**TASK:** Reproduce all entries verbatim, with nothing added or dropped.

* Begin ENTRIES *

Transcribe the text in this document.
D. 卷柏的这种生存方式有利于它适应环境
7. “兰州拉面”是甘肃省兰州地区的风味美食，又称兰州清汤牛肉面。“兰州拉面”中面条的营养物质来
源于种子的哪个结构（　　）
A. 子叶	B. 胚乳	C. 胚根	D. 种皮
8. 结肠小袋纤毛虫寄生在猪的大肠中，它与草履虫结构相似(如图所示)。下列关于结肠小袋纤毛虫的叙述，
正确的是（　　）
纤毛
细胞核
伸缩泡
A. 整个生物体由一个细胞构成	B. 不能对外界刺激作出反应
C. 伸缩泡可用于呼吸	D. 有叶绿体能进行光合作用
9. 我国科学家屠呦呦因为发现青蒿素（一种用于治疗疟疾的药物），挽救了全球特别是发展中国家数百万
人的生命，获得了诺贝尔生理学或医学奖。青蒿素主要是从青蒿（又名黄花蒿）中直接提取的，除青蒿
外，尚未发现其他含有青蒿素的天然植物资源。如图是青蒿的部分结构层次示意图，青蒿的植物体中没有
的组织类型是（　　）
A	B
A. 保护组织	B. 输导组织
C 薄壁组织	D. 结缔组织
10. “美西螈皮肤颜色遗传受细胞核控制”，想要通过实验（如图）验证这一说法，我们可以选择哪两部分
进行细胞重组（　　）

* End ENTRIES *

**ANSWER TO THIS PROBLEM:**
Transcribe the text in this document.
D. 卷柏的这种生存方式有利于它适应环境
7. “兰州拉面”是甘肃省兰州地区的风味美食，又称兰州清汤牛肉面。“兰州拉面”中面条的营养物质来
源于种子的哪个结构（　　）
A. 子叶	B. 胚乳	C. 胚根	D. 种皮
8. 结肠小袋纤毛虫寄生在猪的大肠中，它与草履虫结构相似(如图所示)。下列关于结肠小袋纤毛虫的叙述，
正确的是（　　）
纤毛
细胞核
伸缩泡
A. 整个生物体由一个细胞构成	B. 不能对外界刺激作出反应
C. 伸缩泡可用于呼吸	D. 有叶绿体能进行光合作用
9. 我国科学家屠呦呦因为发现青蒿素（一种用于治疗疟疾的药物），挽救了全球特别是发展中国家数百万
人的生命，获得了诺贝尔生理学或医学奖。青蒿素主要是从青蒿（又名黄花蒿）中直接提取的，除青蒿
外，尚未发现其他含有青蒿素的天然植物资源。如图是青蒿的部分结构层次示意图，青蒿的植物体中没有
的组织类型是（　　）
A	B
A. 保护组织	B. 输导组织
C 薄壁组织	D. 结缔组织
10. “美西螈皮肤颜色遗传受细胞核控制”，想要通过实验（如图）验证这一说法，我们可以选择哪两部分
进行细胞重组（　　）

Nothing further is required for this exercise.